- [Problem details]: Which lines of the records contain "volle"? Collect every one of them.

- [Excerpted data]:
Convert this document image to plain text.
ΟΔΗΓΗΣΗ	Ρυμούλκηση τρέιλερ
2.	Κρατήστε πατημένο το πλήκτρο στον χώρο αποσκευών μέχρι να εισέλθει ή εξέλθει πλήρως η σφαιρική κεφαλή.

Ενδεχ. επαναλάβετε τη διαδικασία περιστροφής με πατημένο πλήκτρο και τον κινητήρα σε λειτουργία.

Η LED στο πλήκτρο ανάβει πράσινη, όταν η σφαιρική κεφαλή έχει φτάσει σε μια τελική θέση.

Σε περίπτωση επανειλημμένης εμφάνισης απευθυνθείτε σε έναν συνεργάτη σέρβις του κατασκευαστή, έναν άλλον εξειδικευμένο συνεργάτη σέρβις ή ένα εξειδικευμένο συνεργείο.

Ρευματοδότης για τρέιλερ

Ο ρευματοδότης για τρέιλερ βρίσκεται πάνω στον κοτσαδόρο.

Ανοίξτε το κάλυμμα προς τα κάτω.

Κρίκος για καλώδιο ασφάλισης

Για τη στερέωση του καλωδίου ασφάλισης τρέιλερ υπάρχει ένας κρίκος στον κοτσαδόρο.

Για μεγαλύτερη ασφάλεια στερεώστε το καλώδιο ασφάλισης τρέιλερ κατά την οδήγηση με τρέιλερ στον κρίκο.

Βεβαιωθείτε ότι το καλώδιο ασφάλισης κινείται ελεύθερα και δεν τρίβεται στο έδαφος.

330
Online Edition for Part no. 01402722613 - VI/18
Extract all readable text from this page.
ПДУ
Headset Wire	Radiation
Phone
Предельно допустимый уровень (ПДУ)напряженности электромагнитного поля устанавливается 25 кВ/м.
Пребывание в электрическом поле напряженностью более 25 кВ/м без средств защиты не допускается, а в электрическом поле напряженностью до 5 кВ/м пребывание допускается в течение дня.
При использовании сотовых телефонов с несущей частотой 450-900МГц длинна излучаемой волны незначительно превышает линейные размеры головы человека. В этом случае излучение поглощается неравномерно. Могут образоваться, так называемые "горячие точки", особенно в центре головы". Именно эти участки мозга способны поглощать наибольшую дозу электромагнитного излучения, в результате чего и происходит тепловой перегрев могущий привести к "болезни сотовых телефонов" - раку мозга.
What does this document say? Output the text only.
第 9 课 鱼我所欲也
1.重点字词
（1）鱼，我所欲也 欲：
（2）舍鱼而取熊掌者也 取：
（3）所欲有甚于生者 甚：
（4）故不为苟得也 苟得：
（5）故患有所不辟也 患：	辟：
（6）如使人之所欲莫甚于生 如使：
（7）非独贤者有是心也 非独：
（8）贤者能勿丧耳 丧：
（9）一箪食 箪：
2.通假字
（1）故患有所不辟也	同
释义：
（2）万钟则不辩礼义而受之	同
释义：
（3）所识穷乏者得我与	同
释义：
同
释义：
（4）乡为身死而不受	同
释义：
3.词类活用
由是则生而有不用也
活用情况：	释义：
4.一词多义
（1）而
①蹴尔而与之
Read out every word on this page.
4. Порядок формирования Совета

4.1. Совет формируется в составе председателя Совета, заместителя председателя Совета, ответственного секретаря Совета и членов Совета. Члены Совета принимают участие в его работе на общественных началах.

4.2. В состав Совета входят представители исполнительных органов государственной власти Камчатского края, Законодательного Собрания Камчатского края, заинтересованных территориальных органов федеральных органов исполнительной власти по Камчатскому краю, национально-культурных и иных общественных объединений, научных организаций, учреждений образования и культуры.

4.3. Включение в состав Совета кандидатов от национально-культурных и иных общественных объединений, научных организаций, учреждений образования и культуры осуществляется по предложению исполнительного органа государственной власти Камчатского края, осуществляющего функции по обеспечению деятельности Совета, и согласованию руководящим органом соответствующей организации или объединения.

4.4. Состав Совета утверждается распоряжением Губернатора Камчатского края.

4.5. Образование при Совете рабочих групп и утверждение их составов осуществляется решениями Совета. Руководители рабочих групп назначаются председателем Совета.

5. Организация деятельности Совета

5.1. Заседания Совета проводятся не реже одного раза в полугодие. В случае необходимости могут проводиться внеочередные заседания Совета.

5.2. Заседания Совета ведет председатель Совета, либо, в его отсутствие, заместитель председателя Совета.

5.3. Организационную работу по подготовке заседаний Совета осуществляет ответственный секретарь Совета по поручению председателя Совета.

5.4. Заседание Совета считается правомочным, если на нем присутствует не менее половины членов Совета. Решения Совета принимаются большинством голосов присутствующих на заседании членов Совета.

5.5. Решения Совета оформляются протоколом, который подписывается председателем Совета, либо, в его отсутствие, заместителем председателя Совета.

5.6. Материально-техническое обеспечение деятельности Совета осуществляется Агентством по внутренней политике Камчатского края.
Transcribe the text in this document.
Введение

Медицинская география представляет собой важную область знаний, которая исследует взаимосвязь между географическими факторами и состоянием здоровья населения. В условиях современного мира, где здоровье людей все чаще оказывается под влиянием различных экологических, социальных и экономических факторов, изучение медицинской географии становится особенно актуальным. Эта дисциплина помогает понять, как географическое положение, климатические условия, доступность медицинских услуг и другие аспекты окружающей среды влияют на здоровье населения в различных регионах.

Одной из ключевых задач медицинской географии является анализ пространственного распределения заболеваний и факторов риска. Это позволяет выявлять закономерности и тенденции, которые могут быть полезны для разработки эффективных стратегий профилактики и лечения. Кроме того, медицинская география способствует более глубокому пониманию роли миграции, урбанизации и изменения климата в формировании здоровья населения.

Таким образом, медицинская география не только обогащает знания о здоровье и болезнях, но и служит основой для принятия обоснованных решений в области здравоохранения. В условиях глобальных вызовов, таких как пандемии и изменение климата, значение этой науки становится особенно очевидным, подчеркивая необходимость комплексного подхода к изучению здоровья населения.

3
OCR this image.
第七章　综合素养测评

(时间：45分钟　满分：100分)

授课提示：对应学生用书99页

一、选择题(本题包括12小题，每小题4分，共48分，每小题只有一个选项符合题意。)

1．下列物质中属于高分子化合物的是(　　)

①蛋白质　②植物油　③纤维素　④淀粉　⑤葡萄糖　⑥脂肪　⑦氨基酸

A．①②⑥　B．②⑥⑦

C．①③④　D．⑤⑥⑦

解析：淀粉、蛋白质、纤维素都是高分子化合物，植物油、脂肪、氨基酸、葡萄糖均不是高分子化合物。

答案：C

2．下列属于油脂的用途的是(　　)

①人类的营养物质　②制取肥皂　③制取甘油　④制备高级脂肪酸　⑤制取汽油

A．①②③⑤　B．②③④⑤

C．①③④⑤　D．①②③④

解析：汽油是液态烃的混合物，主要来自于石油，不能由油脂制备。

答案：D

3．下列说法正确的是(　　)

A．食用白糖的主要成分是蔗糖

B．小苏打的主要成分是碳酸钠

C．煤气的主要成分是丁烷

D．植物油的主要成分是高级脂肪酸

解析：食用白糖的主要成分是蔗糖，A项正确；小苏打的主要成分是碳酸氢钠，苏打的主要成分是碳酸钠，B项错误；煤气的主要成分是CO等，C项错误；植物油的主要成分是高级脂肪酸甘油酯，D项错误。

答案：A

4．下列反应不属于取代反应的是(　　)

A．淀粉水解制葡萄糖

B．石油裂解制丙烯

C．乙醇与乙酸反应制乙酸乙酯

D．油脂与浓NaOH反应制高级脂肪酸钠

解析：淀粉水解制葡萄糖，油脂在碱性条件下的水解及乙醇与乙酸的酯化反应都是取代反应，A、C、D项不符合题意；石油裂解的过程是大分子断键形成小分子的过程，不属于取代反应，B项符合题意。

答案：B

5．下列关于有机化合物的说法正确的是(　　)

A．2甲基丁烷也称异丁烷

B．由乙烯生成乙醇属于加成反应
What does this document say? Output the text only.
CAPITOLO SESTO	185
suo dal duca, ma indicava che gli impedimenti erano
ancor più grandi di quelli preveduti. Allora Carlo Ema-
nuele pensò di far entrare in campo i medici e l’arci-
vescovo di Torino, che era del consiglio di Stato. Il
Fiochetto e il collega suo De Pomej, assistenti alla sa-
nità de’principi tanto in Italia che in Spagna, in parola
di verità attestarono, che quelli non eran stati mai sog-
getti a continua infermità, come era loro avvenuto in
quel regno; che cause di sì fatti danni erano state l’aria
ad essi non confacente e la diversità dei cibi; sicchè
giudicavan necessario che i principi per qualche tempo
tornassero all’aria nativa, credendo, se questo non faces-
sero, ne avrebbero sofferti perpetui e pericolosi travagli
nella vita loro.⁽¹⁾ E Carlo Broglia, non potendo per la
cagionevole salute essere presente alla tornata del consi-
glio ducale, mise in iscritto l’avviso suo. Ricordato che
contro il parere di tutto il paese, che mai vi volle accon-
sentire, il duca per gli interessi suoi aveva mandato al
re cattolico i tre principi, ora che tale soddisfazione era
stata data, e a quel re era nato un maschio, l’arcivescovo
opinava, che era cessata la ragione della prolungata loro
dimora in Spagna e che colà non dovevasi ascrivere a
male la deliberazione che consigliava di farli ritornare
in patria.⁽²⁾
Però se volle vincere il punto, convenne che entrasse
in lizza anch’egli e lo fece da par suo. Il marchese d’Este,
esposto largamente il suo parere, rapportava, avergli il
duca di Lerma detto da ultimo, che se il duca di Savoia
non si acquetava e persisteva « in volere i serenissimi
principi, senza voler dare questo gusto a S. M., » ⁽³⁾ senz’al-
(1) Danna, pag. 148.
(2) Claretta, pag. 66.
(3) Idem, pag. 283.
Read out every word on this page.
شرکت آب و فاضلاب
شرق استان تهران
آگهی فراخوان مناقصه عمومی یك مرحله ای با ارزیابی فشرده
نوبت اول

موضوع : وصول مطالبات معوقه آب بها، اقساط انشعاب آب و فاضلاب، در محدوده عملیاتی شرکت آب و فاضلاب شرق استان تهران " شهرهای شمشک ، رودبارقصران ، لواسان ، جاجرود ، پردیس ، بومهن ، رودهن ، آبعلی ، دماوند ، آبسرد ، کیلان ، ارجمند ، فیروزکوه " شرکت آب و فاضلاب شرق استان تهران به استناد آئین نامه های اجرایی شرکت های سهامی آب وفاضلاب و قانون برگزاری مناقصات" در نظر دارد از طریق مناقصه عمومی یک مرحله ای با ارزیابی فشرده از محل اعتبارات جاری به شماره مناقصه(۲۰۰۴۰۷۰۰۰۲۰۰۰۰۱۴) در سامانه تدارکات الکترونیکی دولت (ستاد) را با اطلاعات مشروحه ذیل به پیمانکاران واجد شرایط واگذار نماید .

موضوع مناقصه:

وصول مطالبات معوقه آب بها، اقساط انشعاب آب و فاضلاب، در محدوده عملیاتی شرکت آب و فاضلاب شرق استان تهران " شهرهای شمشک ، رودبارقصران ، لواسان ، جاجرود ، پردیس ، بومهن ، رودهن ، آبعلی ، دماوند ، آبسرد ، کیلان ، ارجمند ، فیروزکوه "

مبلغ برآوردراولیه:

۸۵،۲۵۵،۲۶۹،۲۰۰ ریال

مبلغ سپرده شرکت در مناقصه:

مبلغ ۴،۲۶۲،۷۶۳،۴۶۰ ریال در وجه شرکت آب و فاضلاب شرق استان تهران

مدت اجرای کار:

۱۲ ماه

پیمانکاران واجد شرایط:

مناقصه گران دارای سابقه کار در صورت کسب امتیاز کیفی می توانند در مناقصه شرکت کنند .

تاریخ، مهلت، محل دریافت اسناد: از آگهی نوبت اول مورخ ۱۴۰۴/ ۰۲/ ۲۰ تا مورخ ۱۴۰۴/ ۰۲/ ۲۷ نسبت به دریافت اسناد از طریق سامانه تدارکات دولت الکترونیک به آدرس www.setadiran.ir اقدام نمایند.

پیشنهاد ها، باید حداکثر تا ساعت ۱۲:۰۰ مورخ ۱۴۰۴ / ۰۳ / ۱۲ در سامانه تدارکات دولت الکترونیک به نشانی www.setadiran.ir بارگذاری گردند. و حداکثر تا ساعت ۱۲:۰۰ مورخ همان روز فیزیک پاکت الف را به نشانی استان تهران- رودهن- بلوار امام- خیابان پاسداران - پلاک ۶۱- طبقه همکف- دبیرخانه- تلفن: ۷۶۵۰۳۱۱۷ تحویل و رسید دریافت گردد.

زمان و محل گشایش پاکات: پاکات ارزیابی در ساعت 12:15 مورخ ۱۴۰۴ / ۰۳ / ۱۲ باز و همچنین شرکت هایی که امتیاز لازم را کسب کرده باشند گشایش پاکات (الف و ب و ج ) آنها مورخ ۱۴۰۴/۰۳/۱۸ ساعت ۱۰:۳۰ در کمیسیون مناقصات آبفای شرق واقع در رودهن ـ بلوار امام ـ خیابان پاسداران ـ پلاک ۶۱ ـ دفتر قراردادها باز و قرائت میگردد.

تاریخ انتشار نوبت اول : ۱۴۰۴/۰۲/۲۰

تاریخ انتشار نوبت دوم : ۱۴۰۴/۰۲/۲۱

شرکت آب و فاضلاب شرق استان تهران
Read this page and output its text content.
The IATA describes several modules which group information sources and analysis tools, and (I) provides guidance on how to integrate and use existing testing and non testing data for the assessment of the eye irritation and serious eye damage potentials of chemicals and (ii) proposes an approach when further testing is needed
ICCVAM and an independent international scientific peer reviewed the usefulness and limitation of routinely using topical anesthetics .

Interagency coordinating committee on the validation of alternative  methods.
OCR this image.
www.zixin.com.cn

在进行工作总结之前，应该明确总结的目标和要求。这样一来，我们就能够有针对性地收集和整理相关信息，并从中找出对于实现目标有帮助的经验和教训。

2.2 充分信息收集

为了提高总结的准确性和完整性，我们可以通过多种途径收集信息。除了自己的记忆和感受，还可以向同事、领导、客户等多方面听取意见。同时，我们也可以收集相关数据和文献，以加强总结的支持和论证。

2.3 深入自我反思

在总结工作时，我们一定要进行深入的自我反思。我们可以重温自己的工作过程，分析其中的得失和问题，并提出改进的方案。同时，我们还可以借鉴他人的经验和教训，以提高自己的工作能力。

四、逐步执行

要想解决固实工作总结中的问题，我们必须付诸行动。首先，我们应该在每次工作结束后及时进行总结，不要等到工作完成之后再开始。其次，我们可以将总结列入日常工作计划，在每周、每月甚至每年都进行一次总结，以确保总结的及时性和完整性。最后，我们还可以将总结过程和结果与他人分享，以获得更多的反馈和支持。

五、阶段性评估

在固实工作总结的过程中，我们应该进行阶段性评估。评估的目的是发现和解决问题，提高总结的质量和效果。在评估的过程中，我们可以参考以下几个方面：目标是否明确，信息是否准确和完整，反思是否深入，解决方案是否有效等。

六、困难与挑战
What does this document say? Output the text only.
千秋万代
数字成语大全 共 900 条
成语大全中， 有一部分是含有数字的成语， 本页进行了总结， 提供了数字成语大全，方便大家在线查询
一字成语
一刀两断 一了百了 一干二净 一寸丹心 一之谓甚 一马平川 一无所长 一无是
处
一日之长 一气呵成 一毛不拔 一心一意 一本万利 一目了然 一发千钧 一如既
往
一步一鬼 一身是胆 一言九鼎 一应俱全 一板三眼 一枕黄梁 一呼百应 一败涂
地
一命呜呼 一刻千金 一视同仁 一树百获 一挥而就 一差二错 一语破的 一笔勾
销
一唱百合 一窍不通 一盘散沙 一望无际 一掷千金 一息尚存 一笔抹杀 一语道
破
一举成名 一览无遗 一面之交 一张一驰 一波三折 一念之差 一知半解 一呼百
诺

- [Response to this exercise]:
contro il parere di tutto il paese, che mai vi volle accon-
Però se volle vincere il punto, convenne che entrasse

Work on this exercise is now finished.